* _Record excerpts_:
☆ ☆ ☆ ☆ ☆

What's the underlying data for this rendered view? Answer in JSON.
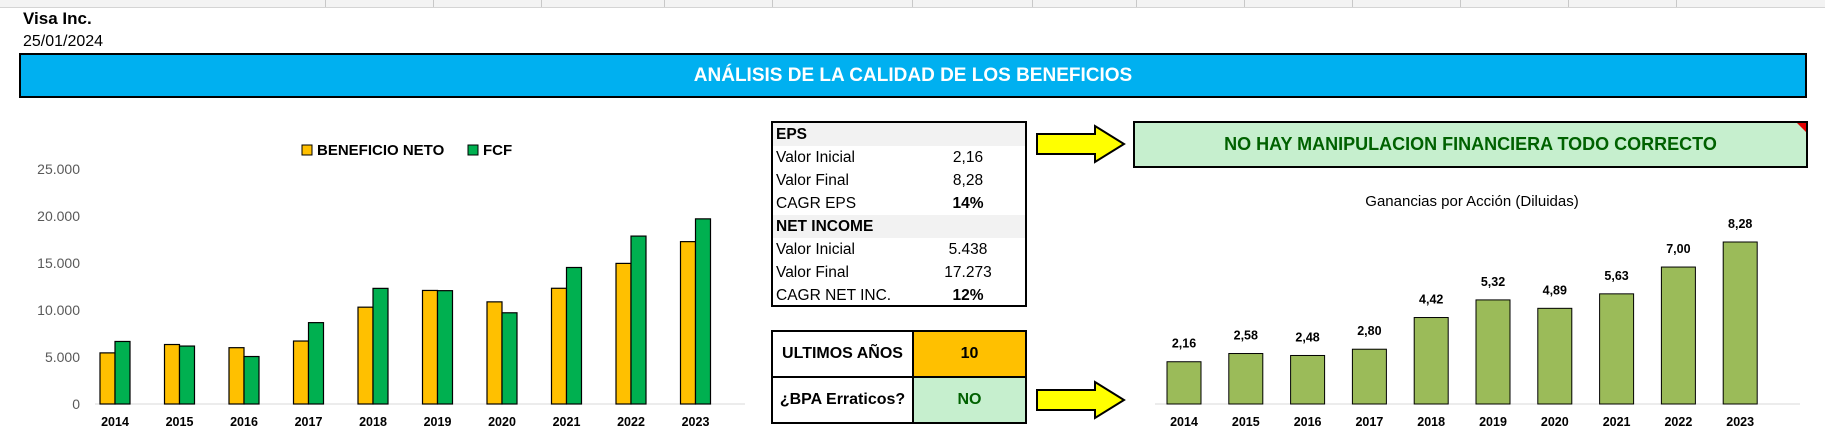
{
  "sheet": {
    "company": "Visa Inc.",
    "date": "25/01/2024",
    "banner_title": "ANÁLISIS DE LA CALIDAD DE LOS BENEFICIOS"
  },
  "eps_table": {
    "eps_header": "EPS",
    "rows_eps": [
      {
        "label": "Valor Inicial",
        "value": "2,16"
      },
      {
        "label": "Valor Final",
        "value": "8,28"
      },
      {
        "label": "CAGR EPS",
        "value": "14%"
      }
    ],
    "ni_header": "NET INCOME",
    "rows_ni": [
      {
        "label": "Valor Inicial",
        "value": "5.438"
      },
      {
        "label": "Valor Final",
        "value": "17.273"
      },
      {
        "label": "CAGR NET INC.",
        "value": "12%"
      }
    ]
  },
  "years_box": {
    "label": "ULTIMOS AÑOS",
    "value": "10",
    "value_color": "#ffc000"
  },
  "erratic_box": {
    "label": "¿BPA Erraticos?",
    "value": "NO",
    "value_color": "#c6efce"
  },
  "verdict": {
    "text": "NO HAY MANIPULACION FINANCIERA TODO CORRECTO"
  },
  "chart_data": [
    {
      "type": "bar",
      "title": "",
      "categories": [
        "2014",
        "2015",
        "2016",
        "2017",
        "2018",
        "2019",
        "2020",
        "2021",
        "2022",
        "2023"
      ],
      "series": [
        {
          "name": "BENEFICIO NETO",
          "color": "#ffc000",
          "values": [
            5438,
            6328,
            5991,
            6699,
            10301,
            12080,
            10866,
            12311,
            14957,
            17273
          ]
        },
        {
          "name": "FCF",
          "color": "#00b050",
          "values": [
            6652,
            6164,
            5051,
            8656,
            12301,
            12057,
            9704,
            14522,
            17863,
            19696
          ]
        }
      ],
      "ylim": [
        0,
        25000
      ],
      "yticks": [
        "0",
        "5.000",
        "10.000",
        "15.000",
        "20.000",
        "25.000"
      ],
      "legend": "top"
    },
    {
      "type": "bar",
      "title": "Ganancias por Acción (Diluidas)",
      "categories": [
        "2014",
        "2015",
        "2016",
        "2017",
        "2018",
        "2019",
        "2020",
        "2021",
        "2022",
        "2023"
      ],
      "series": [
        {
          "color": "#9bbb59",
          "values": [
            2.16,
            2.58,
            2.48,
            2.8,
            4.42,
            5.32,
            4.89,
            5.63,
            7.0,
            8.28
          ]
        }
      ],
      "data_labels": [
        "2,16",
        "2,58",
        "2,48",
        "2,80",
        "4,42",
        "5,32",
        "4,89",
        "5,63",
        "7,00",
        "8,28"
      ]
    }
  ]
}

☆ ☆ ☆ ☆ ☆

* _What this task involves_:
Repeat the data above exactly, but not the pictures.

* _Expected answer_:
What's the underlying data for this rendered view? Answer in JSON.
{
  "sheet": {
    "company": "Visa Inc.",
    "date": "25/01/2024",
    "banner_title": "ANÁLISIS DE LA CALIDAD DE LOS BENEFICIOS"
  },
  "eps_table": {
    "eps_header": "EPS",
    "rows_eps": [
      {
        "label": "Valor Inicial",
        "value": "2,16"
      },
      {
        "label": "Valor Final",
        "value": "8,28"
      },
      {
        "label": "CAGR EPS",
        "value": "14%"
      }
    ],
    "ni_header": "NET INCOME",
    "rows_ni": [
      {
        "label": "Valor Inicial",
        "value": "5.438"
      },
      {
        "label": "Valor Final",
        "value": "17.273"
      },
      {
        "label": "CAGR NET INC.",
        "value": "12%"
      }
    ]
  },
  "years_box": {
    "label": "ULTIMOS AÑOS",
    "value": "10",
    "value_color": "#ffc000"
  },
  "erratic_box": {
    "label": "¿BPA Erraticos?",
    "value": "NO",
    "value_color": "#c6efce"
  },
  "verdict": {
    "text": "NO HAY MANIPULACION FINANCIERA TODO CORRECTO"
  },
  "chart_data": [
    {
      "type": "bar",
      "title": "",
      "categories": [
        "2014",
        "2015",
        "2016",
        "2017",
        "2018",
        "2019",
        "2020",
        "2021",
        "2022",
        "2023"
      ],
      "series": [
        {
          "name": "BENEFICIO NETO",
          "color": "#ffc000",
          "values": [
            5438,
            6328,
            5991,
            6699,
            10301,
            12080,
            10866,
            12311,
            14957,
            17273
          ]
        },
        {
          "name": "FCF",
          "color": "#00b050",
          "values": [
            6652,
            6164,
            5051,
            8656,
            12301,
            12057,
            9704,
            14522,
            17863,
            19696
          ]
        }
      ],
      "ylim": [
        0,
        25000
      ],
      "yticks": [
        "0",
        "5.000",
        "10.000",
        "15.000",
        "20.000",
        "25.000"
      ],
      "legend": "top"
    },
    {
      "type": "bar",
      "title": "Ganancias por Acción (Diluidas)",
      "categories": [
        "2014",
        "2015",
        "2016",
        "2017",
        "2018",
        "2019",
        "2020",
        "2021",
        "2022",
        "2023"
      ],
      "series": [
        {
          "color": "#9bbb59",
          "values": [
            2.16,
            2.58,
            2.48,
            2.8,
            4.42,
            5.32,
            4.89,
            5.63,
            7.0,
            8.28
          ]
        }
      ],
      "data_labels": [
        "2,16",
        "2,58",
        "2,48",
        "2,80",
        "4,42",
        "5,32",
        "4,89",
        "5,63",
        "7,00",
        "8,28"
      ]
    }
  ]
}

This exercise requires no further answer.